— BEGIN —

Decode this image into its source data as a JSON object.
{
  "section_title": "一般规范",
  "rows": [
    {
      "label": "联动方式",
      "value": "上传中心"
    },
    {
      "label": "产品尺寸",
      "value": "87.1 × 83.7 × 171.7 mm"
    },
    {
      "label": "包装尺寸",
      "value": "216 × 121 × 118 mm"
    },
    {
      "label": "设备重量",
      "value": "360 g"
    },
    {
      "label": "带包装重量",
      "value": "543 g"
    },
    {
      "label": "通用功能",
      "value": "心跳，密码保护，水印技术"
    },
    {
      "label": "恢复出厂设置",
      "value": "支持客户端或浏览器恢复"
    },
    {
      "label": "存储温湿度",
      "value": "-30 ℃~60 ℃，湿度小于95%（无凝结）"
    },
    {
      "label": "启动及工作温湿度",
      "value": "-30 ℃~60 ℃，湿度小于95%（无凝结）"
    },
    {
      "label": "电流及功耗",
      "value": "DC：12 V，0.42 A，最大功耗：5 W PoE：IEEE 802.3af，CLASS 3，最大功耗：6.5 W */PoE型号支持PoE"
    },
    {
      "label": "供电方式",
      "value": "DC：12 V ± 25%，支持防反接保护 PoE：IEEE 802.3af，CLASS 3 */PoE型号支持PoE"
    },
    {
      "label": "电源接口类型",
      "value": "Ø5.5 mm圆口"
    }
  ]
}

— END —

**TASK**
Each line of the material should be duplicated exactly, please.

**SOLUTION TO THE EXERCISE**
Decode this image into its source data as a JSON object.
{
  "section_title": "一般规范",
  "rows": [
    {
      "label": "联动方式",
      "value": "上传中心"
    },
    {
      "label": "产品尺寸",
      "value": "87.1 × 83.7 × 171.7 mm"
    },
    {
      "label": "包装尺寸",
      "value": "216 × 121 × 118 mm"
    },
    {
      "label": "设备重量",
      "value": "360 g"
    },
    {
      "label": "带包装重量",
      "value": "543 g"
    },
    {
      "label": "通用功能",
      "value": "心跳，密码保护，水印技术"
    },
    {
      "label": "恢复出厂设置",
      "value": "支持客户端或浏览器恢复"
    },
    {
      "label": "存储温湿度",
      "value": "-30 ℃~60 ℃，湿度小于95%（无凝结）"
    },
    {
      "label": "启动及工作温湿度",
      "value": "-30 ℃~60 ℃，湿度小于95%（无凝结）"
    },
    {
      "label": "电流及功耗",
      "value": "DC：12 V，0.42 A，最大功耗：5 W PoE：IEEE 802.3af，CLASS 3，最大功耗：6.5 W */PoE型号支持PoE"
    },
    {
      "label": "供电方式",
      "value": "DC：12 V ± 25%，支持防反接保护 PoE：IEEE 802.3af，CLASS 3 */PoE型号支持PoE"
    },
    {
      "label": "电源接口类型",
      "value": "Ø5.5 mm圆口"
    }
  ]
}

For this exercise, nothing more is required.